Data tied to figure images
-*-
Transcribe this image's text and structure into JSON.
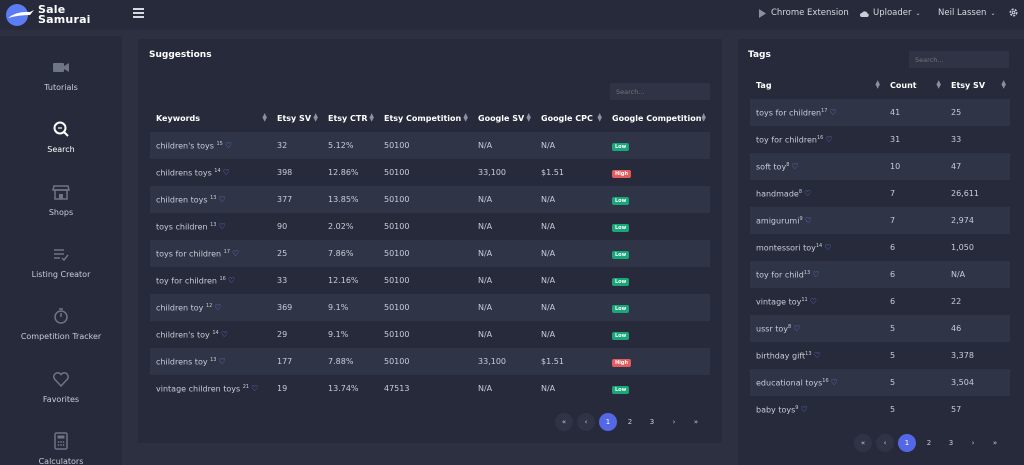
{
  "brand": {
    "name_line1": "Sale",
    "name_line2": "Samurai"
  },
  "topbar": {
    "chrome_extension": "Chrome Extension",
    "uploader": "Uploader",
    "user": "Neil Lassen"
  },
  "sidebar": {
    "items": [
      {
        "label": "Tutorials",
        "icon": "video-camera-icon"
      },
      {
        "label": "Search",
        "icon": "search-icon"
      },
      {
        "label": "Shops",
        "icon": "shop-icon"
      },
      {
        "label": "Listing Creator",
        "icon": "list-check-icon"
      },
      {
        "label": "Competition Tracker",
        "icon": "stopwatch-icon"
      },
      {
        "label": "Favorites",
        "icon": "heart-icon"
      },
      {
        "label": "Calculators",
        "icon": "calculator-icon"
      }
    ]
  },
  "suggestions": {
    "title": "Suggestions",
    "search_placeholder": "Search...",
    "columns": [
      "Keywords",
      "Etsy SV",
      "Etsy CTR",
      "Etsy Competition",
      "Google SV",
      "Google CPC",
      "Google Competition"
    ],
    "rows": [
      {
        "keyword": "children's toys",
        "count": "15",
        "etsy_sv": "32",
        "ctr": "5.12%",
        "comp": "50100",
        "gsv": "N/A",
        "cpc": "N/A",
        "gcomp": "Low"
      },
      {
        "keyword": "childrens toys",
        "count": "14",
        "etsy_sv": "398",
        "ctr": "12.86%",
        "comp": "50100",
        "gsv": "33,100",
        "cpc": "$1.51",
        "gcomp": "High"
      },
      {
        "keyword": "children toys",
        "count": "13",
        "etsy_sv": "377",
        "ctr": "13.85%",
        "comp": "50100",
        "gsv": "N/A",
        "cpc": "N/A",
        "gcomp": "Low"
      },
      {
        "keyword": "toys children",
        "count": "13",
        "etsy_sv": "90",
        "ctr": "2.02%",
        "comp": "50100",
        "gsv": "N/A",
        "cpc": "N/A",
        "gcomp": "Low"
      },
      {
        "keyword": "toys for children",
        "count": "17",
        "etsy_sv": "25",
        "ctr": "7.86%",
        "comp": "50100",
        "gsv": "N/A",
        "cpc": "N/A",
        "gcomp": "Low"
      },
      {
        "keyword": "toy for children",
        "count": "16",
        "etsy_sv": "33",
        "ctr": "12.16%",
        "comp": "50100",
        "gsv": "N/A",
        "cpc": "N/A",
        "gcomp": "Low"
      },
      {
        "keyword": "children toy",
        "count": "12",
        "etsy_sv": "369",
        "ctr": "9.1%",
        "comp": "50100",
        "gsv": "N/A",
        "cpc": "N/A",
        "gcomp": "Low"
      },
      {
        "keyword": "children's toy",
        "count": "14",
        "etsy_sv": "29",
        "ctr": "9.1%",
        "comp": "50100",
        "gsv": "N/A",
        "cpc": "N/A",
        "gcomp": "Low"
      },
      {
        "keyword": "childrens toy",
        "count": "13",
        "etsy_sv": "177",
        "ctr": "7.88%",
        "comp": "50100",
        "gsv": "33,100",
        "cpc": "$1.51",
        "gcomp": "High"
      },
      {
        "keyword": "vintage children toys",
        "count": "21",
        "etsy_sv": "19",
        "ctr": "13.74%",
        "comp": "47513",
        "gsv": "N/A",
        "cpc": "N/A",
        "gcomp": "Low"
      }
    ],
    "pager": [
      "«",
      "‹",
      "1",
      "2",
      "3",
      "›",
      "»"
    ],
    "active_page": "1"
  },
  "tags": {
    "title": "Tags",
    "search_placeholder": "Search...",
    "columns": [
      "Tag",
      "Count",
      "Etsy SV"
    ],
    "rows": [
      {
        "tag": "toys for children",
        "sup": "17",
        "count": "41",
        "etsy_sv": "25"
      },
      {
        "tag": "toy for children",
        "sup": "16",
        "count": "31",
        "etsy_sv": "33"
      },
      {
        "tag": "soft toy",
        "sup": "8",
        "count": "10",
        "etsy_sv": "47"
      },
      {
        "tag": "handmade",
        "sup": "8",
        "count": "7",
        "etsy_sv": "26,611"
      },
      {
        "tag": "amigurumi",
        "sup": "9",
        "count": "7",
        "etsy_sv": "2,974"
      },
      {
        "tag": "montessori toy",
        "sup": "14",
        "count": "6",
        "etsy_sv": "1,050"
      },
      {
        "tag": "toy for child",
        "sup": "13",
        "count": "6",
        "etsy_sv": "N/A"
      },
      {
        "tag": "vintage toy",
        "sup": "11",
        "count": "6",
        "etsy_sv": "22"
      },
      {
        "tag": "ussr toy",
        "sup": "8",
        "count": "5",
        "etsy_sv": "46"
      },
      {
        "tag": "birthday gift",
        "sup": "13",
        "count": "5",
        "etsy_sv": "3,378"
      },
      {
        "tag": "educational toys",
        "sup": "16",
        "count": "5",
        "etsy_sv": "3,504"
      },
      {
        "tag": "baby toys",
        "sup": "9",
        "count": "5",
        "etsy_sv": "57"
      }
    ],
    "pager": [
      "«",
      "‹",
      "1",
      "2",
      "3",
      "›",
      "»"
    ],
    "active_page": "1"
  },
  "colors": {
    "accent": "#5468e7",
    "low": "#19a67a",
    "high": "#e45c5c",
    "heart": "#6e8df8"
  }
}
-*-
- **Exercise prompt**
Print each of the records above exactly as written, leaving no picture in the copy.

- **Problem solution**
Transcribe this image's text and structure into JSON.
{
  "brand": {
    "name_line1": "Sale",
    "name_line2": "Samurai"
  },
  "topbar": {
    "chrome_extension": "Chrome Extension",
    "uploader": "Uploader",
    "user": "Neil Lassen"
  },
  "sidebar": {
    "items": [
      {
        "label": "Tutorials",
        "icon": "video-camera-icon"
      },
      {
        "label": "Search",
        "icon": "search-icon"
      },
      {
        "label": "Shops",
        "icon": "shop-icon"
      },
      {
        "label": "Listing Creator",
        "icon": "list-check-icon"
      },
      {
        "label": "Competition Tracker",
        "icon": "stopwatch-icon"
      },
      {
        "label": "Favorites",
        "icon": "heart-icon"
      },
      {
        "label": "Calculators",
        "icon": "calculator-icon"
      }
    ]
  },
  "suggestions": {
    "title": "Suggestions",
    "search_placeholder": "Search...",
    "columns": [
      "Keywords",
      "Etsy SV",
      "Etsy CTR",
      "Etsy Competition",
      "Google SV",
      "Google CPC",
      "Google Competition"
    ],
    "rows": [
      {
        "keyword": "children's toys",
        "count": "15",
        "etsy_sv": "32",
        "ctr": "5.12%",
        "comp": "50100",
        "gsv": "N/A",
        "cpc": "N/A",
        "gcomp": "Low"
      },
      {
        "keyword": "childrens toys",
        "count": "14",
        "etsy_sv": "398",
        "ctr": "12.86%",
        "comp": "50100",
        "gsv": "33,100",
        "cpc": "$1.51",
        "gcomp": "High"
      },
      {
        "keyword": "children toys",
        "count": "13",
        "etsy_sv": "377",
        "ctr": "13.85%",
        "comp": "50100",
        "gsv": "N/A",
        "cpc": "N/A",
        "gcomp": "Low"
      },
      {
        "keyword": "toys children",
        "count": "13",
        "etsy_sv": "90",
        "ctr": "2.02%",
        "comp": "50100",
        "gsv": "N/A",
        "cpc": "N/A",
        "gcomp": "Low"
      },
      {
        "keyword": "toys for children",
        "count": "17",
        "etsy_sv": "25",
        "ctr": "7.86%",
        "comp": "50100",
        "gsv": "N/A",
        "cpc": "N/A",
        "gcomp": "Low"
      },
      {
        "keyword": "toy for children",
        "count": "16",
        "etsy_sv": "33",
        "ctr": "12.16%",
        "comp": "50100",
        "gsv": "N/A",
        "cpc": "N/A",
        "gcomp": "Low"
      },
      {
        "keyword": "children toy",
        "count": "12",
        "etsy_sv": "369",
        "ctr": "9.1%",
        "comp": "50100",
        "gsv": "N/A",
        "cpc": "N/A",
        "gcomp": "Low"
      },
      {
        "keyword": "children's toy",
        "count": "14",
        "etsy_sv": "29",
        "ctr": "9.1%",
        "comp": "50100",
        "gsv": "N/A",
        "cpc": "N/A",
        "gcomp": "Low"
      },
      {
        "keyword": "childrens toy",
        "count": "13",
        "etsy_sv": "177",
        "ctr": "7.88%",
        "comp": "50100",
        "gsv": "33,100",
        "cpc": "$1.51",
        "gcomp": "High"
      },
      {
        "keyword": "vintage children toys",
        "count": "21",
        "etsy_sv": "19",
        "ctr": "13.74%",
        "comp": "47513",
        "gsv": "N/A",
        "cpc": "N/A",
        "gcomp": "Low"
      }
    ],
    "pager": [
      "«",
      "‹",
      "1",
      "2",
      "3",
      "›",
      "»"
    ],
    "active_page": "1"
  },
  "tags": {
    "title": "Tags",
    "search_placeholder": "Search...",
    "columns": [
      "Tag",
      "Count",
      "Etsy SV"
    ],
    "rows": [
      {
        "tag": "toys for children",
        "sup": "17",
        "count": "41",
        "etsy_sv": "25"
      },
      {
        "tag": "toy for children",
        "sup": "16",
        "count": "31",
        "etsy_sv": "33"
      },
      {
        "tag": "soft toy",
        "sup": "8",
        "count": "10",
        "etsy_sv": "47"
      },
      {
        "tag": "handmade",
        "sup": "8",
        "count": "7",
        "etsy_sv": "26,611"
      },
      {
        "tag": "amigurumi",
        "sup": "9",
        "count": "7",
        "etsy_sv": "2,974"
      },
      {
        "tag": "montessori toy",
        "sup": "14",
        "count": "6",
        "etsy_sv": "1,050"
      },
      {
        "tag": "toy for child",
        "sup": "13",
        "count": "6",
        "etsy_sv": "N/A"
      },
      {
        "tag": "vintage toy",
        "sup": "11",
        "count": "6",
        "etsy_sv": "22"
      },
      {
        "tag": "ussr toy",
        "sup": "8",
        "count": "5",
        "etsy_sv": "46"
      },
      {
        "tag": "birthday gift",
        "sup": "13",
        "count": "5",
        "etsy_sv": "3,378"
      },
      {
        "tag": "educational toys",
        "sup": "16",
        "count": "5",
        "etsy_sv": "3,504"
      },
      {
        "tag": "baby toys",
        "sup": "9",
        "count": "5",
        "etsy_sv": "57"
      }
    ],
    "pager": [
      "«",
      "‹",
      "1",
      "2",
      "3",
      "›",
      "»"
    ],
    "active_page": "1"
  },
  "colors": {
    "accent": "#5468e7",
    "low": "#19a67a",
    "high": "#e45c5c",
    "heart": "#6e8df8"
  }
}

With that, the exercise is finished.